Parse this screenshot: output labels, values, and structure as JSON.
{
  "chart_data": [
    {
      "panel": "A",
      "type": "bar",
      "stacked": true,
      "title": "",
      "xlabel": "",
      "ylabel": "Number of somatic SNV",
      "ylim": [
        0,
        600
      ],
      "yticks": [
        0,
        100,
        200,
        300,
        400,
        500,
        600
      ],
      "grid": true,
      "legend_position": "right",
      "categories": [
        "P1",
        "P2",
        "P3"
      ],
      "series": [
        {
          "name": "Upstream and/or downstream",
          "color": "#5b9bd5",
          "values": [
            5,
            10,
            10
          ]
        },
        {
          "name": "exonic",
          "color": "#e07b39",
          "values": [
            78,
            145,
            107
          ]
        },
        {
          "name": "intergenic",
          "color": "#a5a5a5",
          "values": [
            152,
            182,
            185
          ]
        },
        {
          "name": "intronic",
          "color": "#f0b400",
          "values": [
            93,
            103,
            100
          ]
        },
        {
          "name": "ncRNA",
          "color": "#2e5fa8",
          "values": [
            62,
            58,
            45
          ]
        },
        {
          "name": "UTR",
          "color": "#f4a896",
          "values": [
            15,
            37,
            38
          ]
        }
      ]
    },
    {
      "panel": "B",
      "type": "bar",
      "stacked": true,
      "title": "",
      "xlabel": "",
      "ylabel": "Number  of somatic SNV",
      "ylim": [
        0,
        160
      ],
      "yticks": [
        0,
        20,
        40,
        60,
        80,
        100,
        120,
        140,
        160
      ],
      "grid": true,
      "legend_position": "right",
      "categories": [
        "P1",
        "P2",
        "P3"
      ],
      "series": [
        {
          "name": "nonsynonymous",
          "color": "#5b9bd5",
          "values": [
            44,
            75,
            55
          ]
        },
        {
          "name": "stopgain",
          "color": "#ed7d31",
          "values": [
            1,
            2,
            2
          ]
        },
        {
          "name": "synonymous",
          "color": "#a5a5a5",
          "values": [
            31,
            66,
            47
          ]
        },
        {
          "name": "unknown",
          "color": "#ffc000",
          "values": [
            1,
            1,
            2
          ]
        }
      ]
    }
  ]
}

■ **SHORT EXERCISE**: From the records above, extract everything verbatim.

■ **OUTPUT BELOW**:
Parse this screenshot: output labels, values, and structure as JSON.
{
  "chart_data": [
    {
      "panel": "A",
      "type": "bar",
      "stacked": true,
      "title": "",
      "xlabel": "",
      "ylabel": "Number of somatic SNV",
      "ylim": [
        0,
        600
      ],
      "yticks": [
        0,
        100,
        200,
        300,
        400,
        500,
        600
      ],
      "grid": true,
      "legend_position": "right",
      "categories": [
        "P1",
        "P2",
        "P3"
      ],
      "series": [
        {
          "name": "Upstream and/or downstream",
          "color": "#5b9bd5",
          "values": [
            5,
            10,
            10
          ]
        },
        {
          "name": "exonic",
          "color": "#e07b39",
          "values": [
            78,
            145,
            107
          ]
        },
        {
          "name": "intergenic",
          "color": "#a5a5a5",
          "values": [
            152,
            182,
            185
          ]
        },
        {
          "name": "intronic",
          "color": "#f0b400",
          "values": [
            93,
            103,
            100
          ]
        },
        {
          "name": "ncRNA",
          "color": "#2e5fa8",
          "values": [
            62,
            58,
            45
          ]
        },
        {
          "name": "UTR",
          "color": "#f4a896",
          "values": [
            15,
            37,
            38
          ]
        }
      ]
    },
    {
      "panel": "B",
      "type": "bar",
      "stacked": true,
      "title": "",
      "xlabel": "",
      "ylabel": "Number  of somatic SNV",
      "ylim": [
        0,
        160
      ],
      "yticks": [
        0,
        20,
        40,
        60,
        80,
        100,
        120,
        140,
        160
      ],
      "grid": true,
      "legend_position": "right",
      "categories": [
        "P1",
        "P2",
        "P3"
      ],
      "series": [
        {
          "name": "nonsynonymous",
          "color": "#5b9bd5",
          "values": [
            44,
            75,
            55
          ]
        },
        {
          "name": "stopgain",
          "color": "#ed7d31",
          "values": [
            1,
            2,
            2
          ]
        },
        {
          "name": "synonymous",
          "color": "#a5a5a5",
          "values": [
            31,
            66,
            47
          ]
        },
        {
          "name": "unknown",
          "color": "#ffc000",
          "values": [
            1,
            1,
            2
          ]
        }
      ]
    }
  ]
}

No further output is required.